■ **THE TASK**
Pictures do not belong in the copy; restate the records below word for word.

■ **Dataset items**
* * * * * * *
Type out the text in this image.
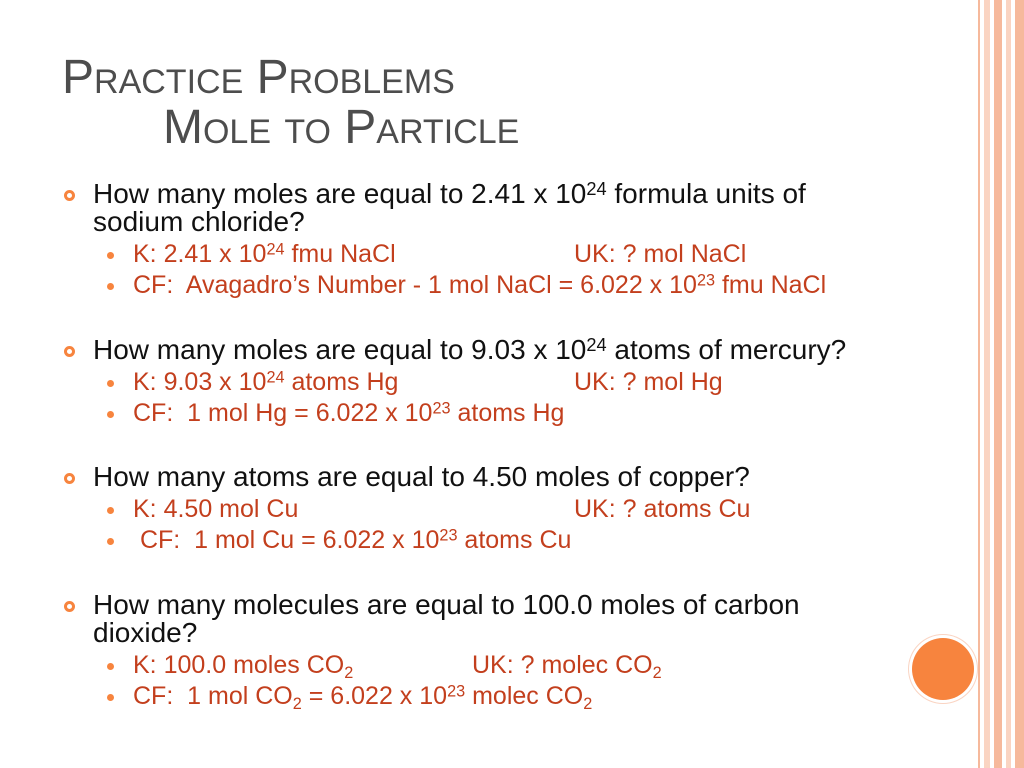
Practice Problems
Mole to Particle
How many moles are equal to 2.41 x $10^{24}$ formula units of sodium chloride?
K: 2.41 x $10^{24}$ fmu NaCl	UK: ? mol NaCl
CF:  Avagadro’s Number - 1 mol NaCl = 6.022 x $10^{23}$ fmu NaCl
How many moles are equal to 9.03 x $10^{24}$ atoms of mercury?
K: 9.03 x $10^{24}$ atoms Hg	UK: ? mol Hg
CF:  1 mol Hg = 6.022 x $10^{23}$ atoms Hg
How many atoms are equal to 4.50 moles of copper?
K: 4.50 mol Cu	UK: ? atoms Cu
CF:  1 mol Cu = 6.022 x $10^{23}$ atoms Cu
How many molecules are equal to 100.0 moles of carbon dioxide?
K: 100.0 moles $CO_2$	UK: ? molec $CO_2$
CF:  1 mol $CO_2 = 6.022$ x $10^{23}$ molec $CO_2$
* * * * * * *
■ **EXERCISE SOLUTION**
Type out the text in this image.
Practice Problems
Mole to Particle
How many moles are equal to 2.41 x $10^{24}$ formula units of sodium chloride?
K: 2.41 x $10^{24}$ fmu NaCl	UK: ? mol NaCl
CF:  Avagadro’s Number - 1 mol NaCl = 6.022 x $10^{23}$ fmu NaCl
How many moles are equal to 9.03 x $10^{24}$ atoms of mercury?
K: 9.03 x $10^{24}$ atoms Hg	UK: ? mol Hg
CF:  1 mol Hg = 6.022 x $10^{23}$ atoms Hg
How many atoms are equal to 4.50 moles of copper?
K: 4.50 mol Cu	UK: ? atoms Cu
CF:  1 mol Cu = 6.022 x $10^{23}$ atoms Cu
How many molecules are equal to 100.0 moles of carbon dioxide?
K: 100.0 moles $CO_2$	UK: ? molec $CO_2$
CF:  1 mol $CO_2 = 6.022$ x $10^{23}$ molec $CO_2$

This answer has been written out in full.